▼▼▼

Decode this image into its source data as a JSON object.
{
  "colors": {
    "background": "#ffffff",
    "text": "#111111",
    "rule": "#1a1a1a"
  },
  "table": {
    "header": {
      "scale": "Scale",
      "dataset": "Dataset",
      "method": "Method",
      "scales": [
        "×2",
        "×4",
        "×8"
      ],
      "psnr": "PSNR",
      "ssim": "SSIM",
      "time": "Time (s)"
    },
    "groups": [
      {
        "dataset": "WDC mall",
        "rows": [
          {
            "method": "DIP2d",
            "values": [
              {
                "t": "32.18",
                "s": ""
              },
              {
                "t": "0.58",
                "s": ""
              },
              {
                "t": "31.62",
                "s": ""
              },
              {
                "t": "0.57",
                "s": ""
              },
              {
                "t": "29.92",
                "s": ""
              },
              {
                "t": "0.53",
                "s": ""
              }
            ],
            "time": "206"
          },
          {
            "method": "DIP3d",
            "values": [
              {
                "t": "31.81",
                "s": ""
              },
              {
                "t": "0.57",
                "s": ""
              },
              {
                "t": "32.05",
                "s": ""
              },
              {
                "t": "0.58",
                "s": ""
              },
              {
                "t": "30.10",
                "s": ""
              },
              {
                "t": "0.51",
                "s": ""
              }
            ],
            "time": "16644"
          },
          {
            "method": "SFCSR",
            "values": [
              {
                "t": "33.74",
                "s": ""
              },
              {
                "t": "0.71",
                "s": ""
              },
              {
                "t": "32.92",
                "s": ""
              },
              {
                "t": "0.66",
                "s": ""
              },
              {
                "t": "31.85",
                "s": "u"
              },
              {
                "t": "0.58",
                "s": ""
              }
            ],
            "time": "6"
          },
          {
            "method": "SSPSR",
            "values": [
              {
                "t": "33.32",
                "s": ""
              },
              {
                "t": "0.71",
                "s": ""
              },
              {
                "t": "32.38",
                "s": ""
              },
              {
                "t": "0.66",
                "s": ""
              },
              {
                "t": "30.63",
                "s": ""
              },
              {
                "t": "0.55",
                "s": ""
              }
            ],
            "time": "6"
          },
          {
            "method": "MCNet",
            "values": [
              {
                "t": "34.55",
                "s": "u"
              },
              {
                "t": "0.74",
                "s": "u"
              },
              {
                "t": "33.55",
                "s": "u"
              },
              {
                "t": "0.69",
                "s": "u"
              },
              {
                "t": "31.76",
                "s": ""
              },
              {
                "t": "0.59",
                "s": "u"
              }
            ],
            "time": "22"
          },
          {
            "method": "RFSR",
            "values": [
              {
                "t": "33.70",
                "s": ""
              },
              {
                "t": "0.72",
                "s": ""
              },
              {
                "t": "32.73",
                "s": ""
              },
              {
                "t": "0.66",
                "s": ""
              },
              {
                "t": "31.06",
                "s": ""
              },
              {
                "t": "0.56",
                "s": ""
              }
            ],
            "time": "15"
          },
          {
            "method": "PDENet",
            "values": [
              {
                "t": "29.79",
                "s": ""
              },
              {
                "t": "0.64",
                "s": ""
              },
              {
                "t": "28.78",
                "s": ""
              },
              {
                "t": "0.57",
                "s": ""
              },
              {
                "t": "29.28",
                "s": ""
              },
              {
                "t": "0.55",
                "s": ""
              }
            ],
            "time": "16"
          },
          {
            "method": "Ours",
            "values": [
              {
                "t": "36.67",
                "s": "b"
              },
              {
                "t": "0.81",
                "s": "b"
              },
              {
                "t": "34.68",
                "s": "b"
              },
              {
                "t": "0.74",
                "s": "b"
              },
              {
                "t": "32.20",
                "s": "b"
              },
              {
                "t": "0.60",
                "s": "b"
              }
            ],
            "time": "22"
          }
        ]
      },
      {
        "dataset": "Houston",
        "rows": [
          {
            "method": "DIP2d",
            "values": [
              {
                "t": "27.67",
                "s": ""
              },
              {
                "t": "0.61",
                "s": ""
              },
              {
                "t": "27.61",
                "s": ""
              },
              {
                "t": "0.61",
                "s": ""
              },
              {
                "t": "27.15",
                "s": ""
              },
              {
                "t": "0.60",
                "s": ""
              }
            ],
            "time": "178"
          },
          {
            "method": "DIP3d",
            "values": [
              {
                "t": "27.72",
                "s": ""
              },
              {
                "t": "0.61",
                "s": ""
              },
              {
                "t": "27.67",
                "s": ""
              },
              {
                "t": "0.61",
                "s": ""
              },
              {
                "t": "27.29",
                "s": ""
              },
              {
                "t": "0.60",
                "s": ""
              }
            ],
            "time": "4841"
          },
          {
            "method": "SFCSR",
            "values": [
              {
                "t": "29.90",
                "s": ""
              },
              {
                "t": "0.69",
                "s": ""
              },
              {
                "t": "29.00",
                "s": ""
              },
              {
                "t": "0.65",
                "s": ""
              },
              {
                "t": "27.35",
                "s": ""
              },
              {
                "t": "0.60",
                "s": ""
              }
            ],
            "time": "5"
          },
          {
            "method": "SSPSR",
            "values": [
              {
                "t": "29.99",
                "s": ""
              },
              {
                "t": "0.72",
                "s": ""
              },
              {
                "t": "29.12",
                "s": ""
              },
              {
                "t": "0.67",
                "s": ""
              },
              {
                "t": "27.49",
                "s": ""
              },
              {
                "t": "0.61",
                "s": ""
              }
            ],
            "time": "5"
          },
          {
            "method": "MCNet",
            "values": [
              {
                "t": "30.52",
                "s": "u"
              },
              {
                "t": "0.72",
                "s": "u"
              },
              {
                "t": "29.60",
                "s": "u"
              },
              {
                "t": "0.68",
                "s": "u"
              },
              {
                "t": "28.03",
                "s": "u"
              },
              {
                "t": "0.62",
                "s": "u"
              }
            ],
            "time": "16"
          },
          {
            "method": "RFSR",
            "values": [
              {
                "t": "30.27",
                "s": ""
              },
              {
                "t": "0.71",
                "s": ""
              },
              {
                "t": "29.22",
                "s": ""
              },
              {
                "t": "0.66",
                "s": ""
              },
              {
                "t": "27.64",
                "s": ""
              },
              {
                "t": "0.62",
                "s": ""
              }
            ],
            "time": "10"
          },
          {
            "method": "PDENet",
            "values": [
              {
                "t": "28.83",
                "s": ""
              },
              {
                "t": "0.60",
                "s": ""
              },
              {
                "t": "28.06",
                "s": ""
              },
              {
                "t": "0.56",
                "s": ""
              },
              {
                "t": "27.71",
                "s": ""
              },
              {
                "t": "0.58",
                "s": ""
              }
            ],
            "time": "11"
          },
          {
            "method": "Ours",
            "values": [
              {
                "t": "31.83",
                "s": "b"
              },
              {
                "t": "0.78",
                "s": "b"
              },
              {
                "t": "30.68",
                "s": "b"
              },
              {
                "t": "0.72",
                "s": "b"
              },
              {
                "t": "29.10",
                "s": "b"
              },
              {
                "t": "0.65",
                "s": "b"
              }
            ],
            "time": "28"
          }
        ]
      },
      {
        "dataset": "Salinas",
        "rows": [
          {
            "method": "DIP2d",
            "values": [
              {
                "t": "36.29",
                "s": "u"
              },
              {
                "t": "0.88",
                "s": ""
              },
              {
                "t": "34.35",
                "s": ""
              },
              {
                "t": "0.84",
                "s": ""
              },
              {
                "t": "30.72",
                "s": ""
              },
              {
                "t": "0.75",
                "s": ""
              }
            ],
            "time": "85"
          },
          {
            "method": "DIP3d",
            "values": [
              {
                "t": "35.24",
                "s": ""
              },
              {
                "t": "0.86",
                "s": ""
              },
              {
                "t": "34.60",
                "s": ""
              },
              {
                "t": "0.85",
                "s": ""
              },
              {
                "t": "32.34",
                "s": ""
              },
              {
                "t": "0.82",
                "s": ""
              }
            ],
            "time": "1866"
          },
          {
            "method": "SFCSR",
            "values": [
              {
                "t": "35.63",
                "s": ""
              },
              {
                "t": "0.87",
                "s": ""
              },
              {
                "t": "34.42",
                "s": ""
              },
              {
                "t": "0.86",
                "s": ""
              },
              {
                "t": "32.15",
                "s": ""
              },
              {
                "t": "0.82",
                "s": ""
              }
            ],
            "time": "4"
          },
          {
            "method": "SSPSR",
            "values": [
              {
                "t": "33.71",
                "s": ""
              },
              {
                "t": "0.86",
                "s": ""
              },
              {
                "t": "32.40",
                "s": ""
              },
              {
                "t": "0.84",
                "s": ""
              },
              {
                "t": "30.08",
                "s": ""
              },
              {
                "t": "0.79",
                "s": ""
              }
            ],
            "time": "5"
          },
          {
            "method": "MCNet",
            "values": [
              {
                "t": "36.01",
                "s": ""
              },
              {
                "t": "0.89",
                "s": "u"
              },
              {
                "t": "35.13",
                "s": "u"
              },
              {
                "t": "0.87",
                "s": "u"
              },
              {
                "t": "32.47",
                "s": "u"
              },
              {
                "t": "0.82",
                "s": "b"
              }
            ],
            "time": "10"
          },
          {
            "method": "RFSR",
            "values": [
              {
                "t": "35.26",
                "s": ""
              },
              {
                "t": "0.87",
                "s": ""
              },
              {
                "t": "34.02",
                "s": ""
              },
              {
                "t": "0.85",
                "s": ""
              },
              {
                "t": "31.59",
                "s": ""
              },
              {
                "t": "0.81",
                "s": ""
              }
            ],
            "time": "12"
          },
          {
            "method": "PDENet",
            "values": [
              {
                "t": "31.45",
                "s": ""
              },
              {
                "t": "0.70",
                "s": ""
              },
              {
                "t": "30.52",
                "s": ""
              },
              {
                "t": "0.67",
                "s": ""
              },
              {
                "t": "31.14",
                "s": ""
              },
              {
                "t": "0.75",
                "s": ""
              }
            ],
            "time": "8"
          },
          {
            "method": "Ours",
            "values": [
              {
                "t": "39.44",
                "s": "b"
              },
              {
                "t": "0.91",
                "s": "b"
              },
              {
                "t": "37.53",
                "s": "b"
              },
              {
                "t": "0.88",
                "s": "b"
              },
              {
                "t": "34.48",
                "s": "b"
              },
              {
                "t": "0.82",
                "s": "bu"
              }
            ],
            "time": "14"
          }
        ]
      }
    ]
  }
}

▲▲▲

What the exercise asks:
Find the lines containing "dataset" and pull them out.

Complete response:
      "dataset": "Dataset",
        "dataset": "WDC mall",
        "dataset": "Houston",
        "dataset": "Salinas",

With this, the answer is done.